## THE EXERCISE:
Print out the entries below with no edits.

□ □ □

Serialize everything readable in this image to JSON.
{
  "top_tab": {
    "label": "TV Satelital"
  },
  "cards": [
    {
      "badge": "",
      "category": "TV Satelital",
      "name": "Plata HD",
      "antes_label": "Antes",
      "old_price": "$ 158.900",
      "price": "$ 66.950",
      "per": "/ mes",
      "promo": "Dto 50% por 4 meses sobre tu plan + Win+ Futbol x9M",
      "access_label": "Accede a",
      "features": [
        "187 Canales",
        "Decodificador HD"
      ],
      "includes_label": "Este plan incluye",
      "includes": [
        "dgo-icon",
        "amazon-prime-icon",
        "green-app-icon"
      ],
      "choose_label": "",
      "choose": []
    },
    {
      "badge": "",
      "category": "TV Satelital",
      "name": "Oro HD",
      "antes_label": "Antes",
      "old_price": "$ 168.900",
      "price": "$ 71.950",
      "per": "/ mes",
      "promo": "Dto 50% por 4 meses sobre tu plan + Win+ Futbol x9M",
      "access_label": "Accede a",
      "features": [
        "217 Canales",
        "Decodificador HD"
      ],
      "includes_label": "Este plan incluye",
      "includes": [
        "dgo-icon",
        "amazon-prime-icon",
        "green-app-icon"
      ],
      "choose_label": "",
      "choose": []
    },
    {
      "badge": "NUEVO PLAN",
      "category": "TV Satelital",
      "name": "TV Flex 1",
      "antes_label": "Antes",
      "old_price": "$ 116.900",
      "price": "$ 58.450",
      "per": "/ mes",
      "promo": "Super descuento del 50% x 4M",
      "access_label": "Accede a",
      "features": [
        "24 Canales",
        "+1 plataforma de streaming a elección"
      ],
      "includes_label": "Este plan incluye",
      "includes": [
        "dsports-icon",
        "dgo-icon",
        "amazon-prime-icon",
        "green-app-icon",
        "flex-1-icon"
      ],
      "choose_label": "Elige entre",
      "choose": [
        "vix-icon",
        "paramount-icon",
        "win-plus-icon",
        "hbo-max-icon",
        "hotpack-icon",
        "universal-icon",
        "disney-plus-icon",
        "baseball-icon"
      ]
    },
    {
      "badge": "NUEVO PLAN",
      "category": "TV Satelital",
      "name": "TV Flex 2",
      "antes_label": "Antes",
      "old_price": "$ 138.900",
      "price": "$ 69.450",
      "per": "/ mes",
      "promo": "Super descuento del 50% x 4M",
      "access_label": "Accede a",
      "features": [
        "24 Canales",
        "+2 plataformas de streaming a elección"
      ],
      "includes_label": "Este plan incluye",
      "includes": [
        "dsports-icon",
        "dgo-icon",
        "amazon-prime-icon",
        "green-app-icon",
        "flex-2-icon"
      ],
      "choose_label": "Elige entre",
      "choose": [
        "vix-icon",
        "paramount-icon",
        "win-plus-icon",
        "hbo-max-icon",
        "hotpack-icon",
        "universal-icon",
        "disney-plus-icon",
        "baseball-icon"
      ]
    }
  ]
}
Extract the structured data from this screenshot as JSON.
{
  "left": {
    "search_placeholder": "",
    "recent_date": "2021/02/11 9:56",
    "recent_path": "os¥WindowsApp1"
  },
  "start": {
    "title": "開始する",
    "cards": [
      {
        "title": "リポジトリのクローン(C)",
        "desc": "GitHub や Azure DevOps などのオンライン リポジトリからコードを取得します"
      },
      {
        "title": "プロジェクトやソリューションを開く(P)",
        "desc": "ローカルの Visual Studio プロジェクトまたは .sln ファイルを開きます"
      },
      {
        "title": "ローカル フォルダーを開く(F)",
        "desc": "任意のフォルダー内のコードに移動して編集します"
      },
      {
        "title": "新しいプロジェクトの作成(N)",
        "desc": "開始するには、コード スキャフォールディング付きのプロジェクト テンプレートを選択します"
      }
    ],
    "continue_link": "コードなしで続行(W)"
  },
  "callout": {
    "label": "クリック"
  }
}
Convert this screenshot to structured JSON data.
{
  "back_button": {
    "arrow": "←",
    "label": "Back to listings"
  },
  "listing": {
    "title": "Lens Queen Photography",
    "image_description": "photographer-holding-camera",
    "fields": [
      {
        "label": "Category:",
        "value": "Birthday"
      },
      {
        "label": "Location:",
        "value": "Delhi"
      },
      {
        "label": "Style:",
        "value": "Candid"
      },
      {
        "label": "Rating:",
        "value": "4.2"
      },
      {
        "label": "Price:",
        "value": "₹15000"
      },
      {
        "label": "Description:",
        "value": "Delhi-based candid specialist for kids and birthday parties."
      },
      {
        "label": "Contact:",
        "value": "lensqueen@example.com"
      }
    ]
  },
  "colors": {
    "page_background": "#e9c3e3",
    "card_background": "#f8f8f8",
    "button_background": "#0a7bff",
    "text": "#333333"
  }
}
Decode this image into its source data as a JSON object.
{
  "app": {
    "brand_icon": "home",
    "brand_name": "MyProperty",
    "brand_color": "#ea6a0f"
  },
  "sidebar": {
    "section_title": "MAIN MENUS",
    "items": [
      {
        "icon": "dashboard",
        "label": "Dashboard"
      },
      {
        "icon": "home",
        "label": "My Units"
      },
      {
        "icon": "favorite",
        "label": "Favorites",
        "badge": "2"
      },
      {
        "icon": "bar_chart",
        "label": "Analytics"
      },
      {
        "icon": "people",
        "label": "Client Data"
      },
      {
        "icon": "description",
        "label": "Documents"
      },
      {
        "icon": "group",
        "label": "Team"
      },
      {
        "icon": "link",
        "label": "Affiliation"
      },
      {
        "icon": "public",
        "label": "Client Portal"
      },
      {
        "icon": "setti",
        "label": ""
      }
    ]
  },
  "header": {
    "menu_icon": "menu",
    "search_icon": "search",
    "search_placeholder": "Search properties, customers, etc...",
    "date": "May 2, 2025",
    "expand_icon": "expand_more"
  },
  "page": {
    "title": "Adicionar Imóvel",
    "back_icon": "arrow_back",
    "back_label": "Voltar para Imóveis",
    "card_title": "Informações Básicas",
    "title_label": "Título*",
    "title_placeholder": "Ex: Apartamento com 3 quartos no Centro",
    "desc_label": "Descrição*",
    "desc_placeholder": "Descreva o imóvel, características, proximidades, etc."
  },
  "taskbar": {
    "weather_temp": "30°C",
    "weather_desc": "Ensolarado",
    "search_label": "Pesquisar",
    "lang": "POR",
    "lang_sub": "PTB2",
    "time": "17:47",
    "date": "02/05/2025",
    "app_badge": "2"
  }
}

□ □ □

## CORRECT RESULT:
Serialize everything readable in this image to JSON.
{
  "top_tab": {
    "label": "TV Satelital"
  },
  "cards": [
    {
      "badge": "",
      "category": "TV Satelital",
      "name": "Plata HD",
      "antes_label": "Antes",
      "old_price": "$ 158.900",
      "price": "$ 66.950",
      "per": "/ mes",
      "promo": "Dto 50% por 4 meses sobre tu plan + Win+ Futbol x9M",
      "access_label": "Accede a",
      "features": [
        "187 Canales",
        "Decodificador HD"
      ],
      "includes_label": "Este plan incluye",
      "includes": [
        "dgo-icon",
        "amazon-prime-icon",
        "green-app-icon"
      ],
      "choose_label": "",
      "choose": []
    },
    {
      "badge": "",
      "category": "TV Satelital",
      "name": "Oro HD",
      "antes_label": "Antes",
      "old_price": "$ 168.900",
      "price": "$ 71.950",
      "per": "/ mes",
      "promo": "Dto 50% por 4 meses sobre tu plan + Win+ Futbol x9M",
      "access_label": "Accede a",
      "features": [
        "217 Canales",
        "Decodificador HD"
      ],
      "includes_label": "Este plan incluye",
      "includes": [
        "dgo-icon",
        "amazon-prime-icon",
        "green-app-icon"
      ],
      "choose_label": "",
      "choose": []
    },
    {
      "badge": "NUEVO PLAN",
      "category": "TV Satelital",
      "name": "TV Flex 1",
      "antes_label": "Antes",
      "old_price": "$ 116.900",
      "price": "$ 58.450",
      "per": "/ mes",
      "promo": "Super descuento del 50% x 4M",
      "access_label": "Accede a",
      "features": [
        "24 Canales",
        "+1 plataforma de streaming a elección"
      ],
      "includes_label": "Este plan incluye",
      "includes": [
        "dsports-icon",
        "dgo-icon",
        "amazon-prime-icon",
        "green-app-icon",
        "flex-1-icon"
      ],
      "choose_label": "Elige entre",
      "choose": [
        "vix-icon",
        "paramount-icon",
        "win-plus-icon",
        "hbo-max-icon",
        "hotpack-icon",
        "universal-icon",
        "disney-plus-icon",
        "baseball-icon"
      ]
    },
    {
      "badge": "NUEVO PLAN",
      "category": "TV Satelital",
      "name": "TV Flex 2",
      "antes_label": "Antes",
      "old_price": "$ 138.900",
      "price": "$ 69.450",
      "per": "/ mes",
      "promo": "Super descuento del 50% x 4M",
      "access_label": "Accede a",
      "features": [
        "24 Canales",
        "+2 plataformas de streaming a elección"
      ],
      "includes_label": "Este plan incluye",
      "includes": [
        "dsports-icon",
        "dgo-icon",
        "amazon-prime-icon",
        "green-app-icon",
        "flex-2-icon"
      ],
      "choose_label": "Elige entre",
      "choose": [
        "vix-icon",
        "paramount-icon",
        "win-plus-icon",
        "hbo-max-icon",
        "hotpack-icon",
        "universal-icon",
        "disney-plus-icon",
        "baseball-icon"
      ]
    }
  ]
}
Extract the structured data from this screenshot as JSON.
{
  "left": {
    "search_placeholder": "",
    "recent_date": "2021/02/11 9:56",
    "recent_path": "os¥WindowsApp1"
  },
  "start": {
    "title": "開始する",
    "cards": [
      {
        "title": "リポジトリのクローン(C)",
        "desc": "GitHub や Azure DevOps などのオンライン リポジトリからコードを取得します"
      },
      {
        "title": "プロジェクトやソリューションを開く(P)",
        "desc": "ローカルの Visual Studio プロジェクトまたは .sln ファイルを開きます"
      },
      {
        "title": "ローカル フォルダーを開く(F)",
        "desc": "任意のフォルダー内のコードに移動して編集します"
      },
      {
        "title": "新しいプロジェクトの作成(N)",
        "desc": "開始するには、コード スキャフォールディング付きのプロジェクト テンプレートを選択します"
      }
    ],
    "continue_link": "コードなしで続行(W)"
  },
  "callout": {
    "label": "クリック"
  }
}
Convert this screenshot to structured JSON data.
{
  "back_button": {
    "arrow": "←",
    "label": "Back to listings"
  },
  "listing": {
    "title": "Lens Queen Photography",
    "image_description": "photographer-holding-camera",
    "fields": [
      {
        "label": "Category:",
        "value": "Birthday"
      },
      {
        "label": "Location:",
        "value": "Delhi"
      },
      {
        "label": "Style:",
        "value": "Candid"
      },
      {
        "label": "Rating:",
        "value": "4.2"
      },
      {
        "label": "Price:",
        "value": "₹15000"
      },
      {
        "label": "Description:",
        "value": "Delhi-based candid specialist for kids and birthday parties."
      },
      {
        "label": "Contact:",
        "value": "lensqueen@example.com"
      }
    ]
  },
  "colors": {
    "page_background": "#e9c3e3",
    "card_background": "#f8f8f8",
    "button_background": "#0a7bff",
    "text": "#333333"
  }
}
Decode this image into its source data as a JSON object.
{
  "app": {
    "brand_icon": "home",
    "brand_name": "MyProperty",
    "brand_color": "#ea6a0f"
  },
  "sidebar": {
    "section_title": "MAIN MENUS",
    "items": [
      {
        "icon": "dashboard",
        "label": "Dashboard"
      },
      {
        "icon": "home",
        "label": "My Units"
      },
      {
        "icon": "favorite",
        "label": "Favorites",
        "badge": "2"
      },
      {
        "icon": "bar_chart",
        "label": "Analytics"
      },
      {
        "icon": "people",
        "label": "Client Data"
      },
      {
        "icon": "description",
        "label": "Documents"
      },
      {
        "icon": "group",
        "label": "Team"
      },
      {
        "icon": "link",
        "label": "Affiliation"
      },
      {
        "icon": "public",
        "label": "Client Portal"
      },
      {
        "icon": "setti",
        "label": ""
      }
    ]
  },
  "header": {
    "menu_icon": "menu",
    "search_icon": "search",
    "search_placeholder": "Search properties, customers, etc...",
    "date": "May 2, 2025",
    "expand_icon": "expand_more"
  },
  "page": {
    "title": "Adicionar Imóvel",
    "back_icon": "arrow_back",
    "back_label": "Voltar para Imóveis",
    "card_title": "Informações Básicas",
    "title_label": "Título*",
    "title_placeholder": "Ex: Apartamento com 3 quartos no Centro",
    "desc_label": "Descrição*",
    "desc_placeholder": "Descreva o imóvel, características, proximidades, etc."
  },
  "taskbar": {
    "weather_temp": "30°C",
    "weather_desc": "Ensolarado",
    "search_label": "Pesquisar",
    "lang": "POR",
    "lang_sub": "PTB2",
    "time": "17:47",
    "date": "02/05/2025",
    "app_badge": "2"
  }
}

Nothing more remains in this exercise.